--- begin SUPPLIED MATERIAL ---

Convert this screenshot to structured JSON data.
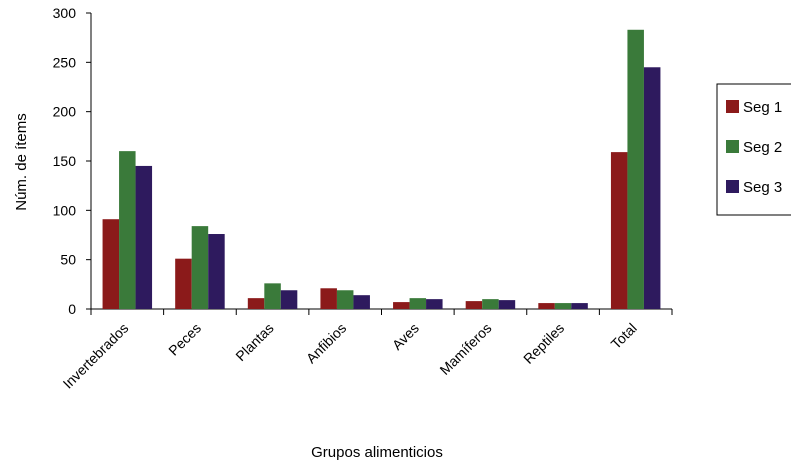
{
  "chart_data": {
    "type": "bar",
    "title": "",
    "xlabel": "Grupos alimenticios",
    "ylabel": "Núm. de ítems",
    "categories": [
      "Invertebrados",
      "Peces",
      "Plantas",
      "Anfibios",
      "Aves",
      "Mamíferos",
      "Reptiles",
      "Total"
    ],
    "ylim": [
      0,
      300
    ],
    "yticks": [
      0,
      50,
      100,
      150,
      200,
      250,
      300
    ],
    "grid": false,
    "legend_position": "right",
    "series": [
      {
        "name": "Seg 1",
        "color": "#8b1a1a",
        "values": [
          91,
          51,
          11,
          21,
          7,
          8,
          6,
          159
        ]
      },
      {
        "name": "Seg 2",
        "color": "#3a7a3a",
        "values": [
          160,
          84,
          26,
          19,
          11,
          10,
          6,
          283
        ]
      },
      {
        "name": "Seg 3",
        "color": "#2e1a5e",
        "values": [
          145,
          76,
          19,
          14,
          10,
          9,
          6,
          245
        ]
      }
    ]
  }
}
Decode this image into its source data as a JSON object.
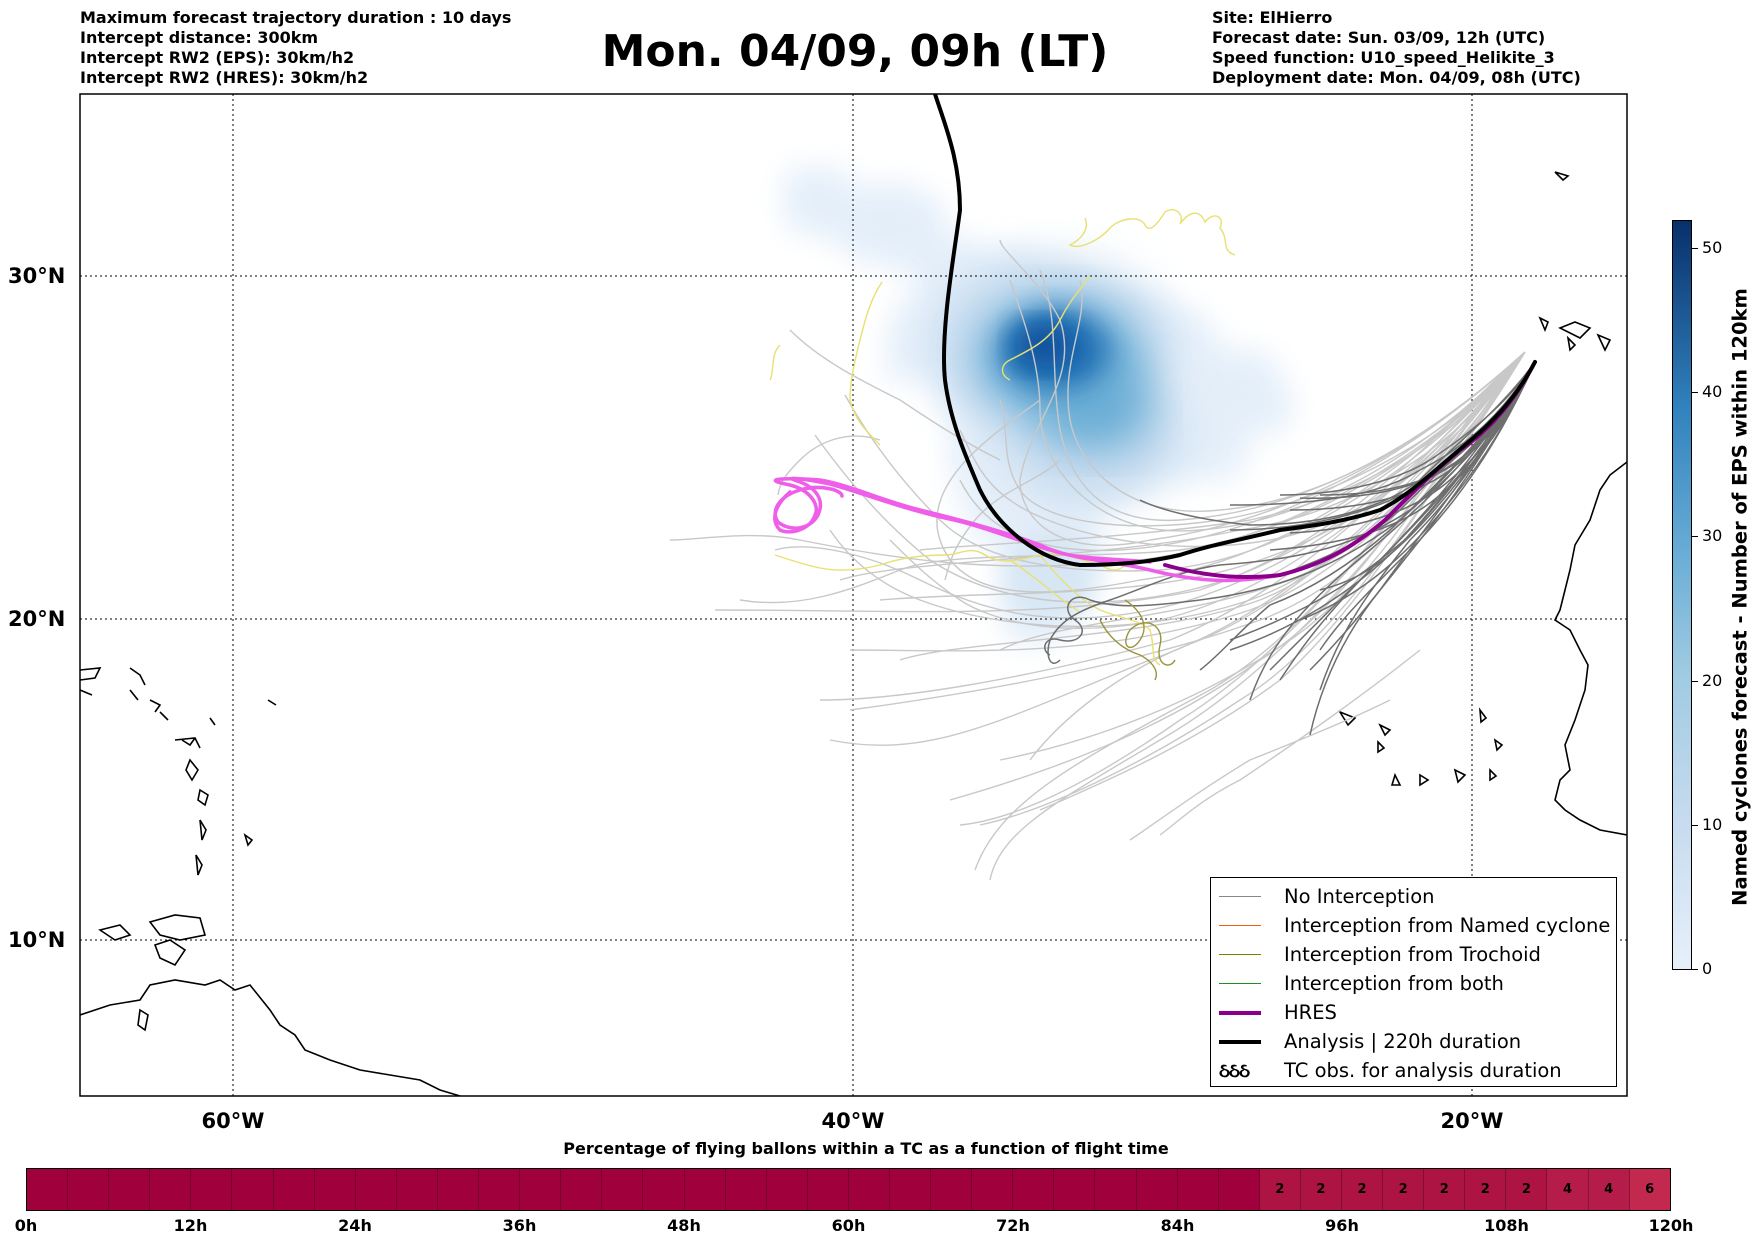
{
  "header": {
    "left_lines": [
      "Maximum forecast trajectory duration : 10 days",
      "Intercept distance: 300km",
      "Intercept RW2 (EPS):  30km/h2",
      "Intercept RW2 (HRES): 30km/h2"
    ],
    "title": "Mon. 04/09, 09h (LT)",
    "right_lines": [
      "Site: ElHierro",
      "Forecast date: Sun. 03/09, 12h (UTC)",
      "Speed function: U10_speed_Helikite_3",
      "Deployment date: Mon. 04/09, 08h (UTC)"
    ]
  },
  "map": {
    "lat_labels": [
      "30°N",
      "20°N",
      "10°N"
    ],
    "lon_labels": [
      "60°W",
      "40°W",
      "20°W"
    ],
    "colors": {
      "no_interception": "#888888",
      "named_cyclone": "#ff5a14",
      "trochoid": "#808000",
      "both": "#228b22",
      "hres": "#8b008b",
      "analysis": "#000000"
    }
  },
  "legend": {
    "items": [
      {
        "label": "No Interception",
        "type": "line",
        "color": "#888888"
      },
      {
        "label": "Interception from Named cyclone",
        "type": "line",
        "color": "#ff5a14"
      },
      {
        "label": "Interception from Trochoid",
        "type": "line",
        "color": "#808000"
      },
      {
        "label": "Interception from both",
        "type": "line",
        "color": "#228b22"
      },
      {
        "label": "HRES",
        "type": "thick",
        "color": "#8b008b"
      },
      {
        "label": "Analysis | 220h duration",
        "type": "thick",
        "color": "#000000"
      },
      {
        "label": "TC obs. for analysis duration",
        "type": "glyph",
        "glyph": "ઠઠઠ"
      }
    ]
  },
  "colorbar": {
    "title": "Named cyclones forecast - Number of EPS within 120km",
    "ticks": [
      "50",
      "40",
      "30",
      "20",
      "10",
      "0"
    ],
    "max": 52
  },
  "timebar": {
    "title": "Percentage of flying ballons within a TC as a function of flight time",
    "labels": [
      "0h",
      "12h",
      "24h",
      "36h",
      "48h",
      "60h",
      "72h",
      "84h",
      "96h",
      "108h",
      "120h"
    ],
    "values": [
      0,
      0,
      0,
      0,
      0,
      0,
      0,
      0,
      0,
      0,
      0,
      0,
      0,
      0,
      0,
      0,
      0,
      0,
      0,
      0,
      0,
      0,
      0,
      0,
      0,
      0,
      0,
      0,
      0,
      0,
      2,
      2,
      2,
      2,
      2,
      2,
      2,
      4,
      4,
      6
    ]
  }
}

--- end SUPPLIED MATERIAL ---

EXERCISE TASK:
Quote the data above in full, leaving out the pictures it holds.

RESULT OF THIS EXERCISE:
Convert this screenshot to structured JSON data.
{
  "chart_data": {
    "type": "bar",
    "title": "",
    "xlabel": "Grupos alimenticios",
    "ylabel": "Núm. de ítems",
    "categories": [
      "Invertebrados",
      "Peces",
      "Plantas",
      "Anfibios",
      "Aves",
      "Mamíferos",
      "Reptiles",
      "Total"
    ],
    "ylim": [
      0,
      300
    ],
    "yticks": [
      0,
      50,
      100,
      150,
      200,
      250,
      300
    ],
    "grid": false,
    "legend_position": "right",
    "series": [
      {
        "name": "Seg 1",
        "color": "#8b1a1a",
        "values": [
          91,
          51,
          11,
          21,
          7,
          8,
          6,
          159
        ]
      },
      {
        "name": "Seg 2",
        "color": "#3a7a3a",
        "values": [
          160,
          84,
          26,
          19,
          11,
          10,
          6,
          283
        ]
      },
      {
        "name": "Seg 3",
        "color": "#2e1a5e",
        "values": [
          145,
          76,
          19,
          14,
          10,
          9,
          6,
          245
        ]
      }
    ]
  }
}
Decode this image into its source data as a JSON object.
{
  "header": {
    "left_lines": [
      "Maximum forecast trajectory duration : 10 days",
      "Intercept distance: 300km",
      "Intercept RW2 (EPS):  30km/h2",
      "Intercept RW2 (HRES): 30km/h2"
    ],
    "title": "Mon. 04/09, 09h (LT)",
    "right_lines": [
      "Site: ElHierro",
      "Forecast date: Sun. 03/09, 12h (UTC)",
      "Speed function: U10_speed_Helikite_3",
      "Deployment date: Mon. 04/09, 08h (UTC)"
    ]
  },
  "map": {
    "lat_labels": [
      "30°N",
      "20°N",
      "10°N"
    ],
    "lon_labels": [
      "60°W",
      "40°W",
      "20°W"
    ],
    "colors": {
      "no_interception": "#888888",
      "named_cyclone": "#ff5a14",
      "trochoid": "#808000",
      "both": "#228b22",
      "hres": "#8b008b",
      "analysis": "#000000"
    }
  },
  "legend": {
    "items": [
      {
        "label": "No Interception",
        "type": "line",
        "color": "#888888"
      },
      {
        "label": "Interception from Named cyclone",
        "type": "line",
        "color": "#ff5a14"
      },
      {
        "label": "Interception from Trochoid",
        "type": "line",
        "color": "#808000"
      },
      {
        "label": "Interception from both",
        "type": "line",
        "color": "#228b22"
      },
      {
        "label": "HRES",
        "type": "thick",
        "color": "#8b008b"
      },
      {
        "label": "Analysis | 220h duration",
        "type": "thick",
        "color": "#000000"
      },
      {
        "label": "TC obs. for analysis duration",
        "type": "glyph",
        "glyph": "ઠઠઠ"
      }
    ]
  },
  "colorbar": {
    "title": "Named cyclones forecast - Number of EPS within 120km",
    "ticks": [
      "50",
      "40",
      "30",
      "20",
      "10",
      "0"
    ],
    "max": 52
  },
  "timebar": {
    "title": "Percentage of flying ballons within a TC as a function of flight time",
    "labels": [
      "0h",
      "12h",
      "24h",
      "36h",
      "48h",
      "60h",
      "72h",
      "84h",
      "96h",
      "108h",
      "120h"
    ],
    "values": [
      0,
      0,
      0,
      0,
      0,
      0,
      0,
      0,
      0,
      0,
      0,
      0,
      0,
      0,
      0,
      0,
      0,
      0,
      0,
      0,
      0,
      0,
      0,
      0,
      0,
      0,
      0,
      0,
      0,
      0,
      2,
      2,
      2,
      2,
      2,
      2,
      2,
      4,
      4,
      6
    ]
  }
}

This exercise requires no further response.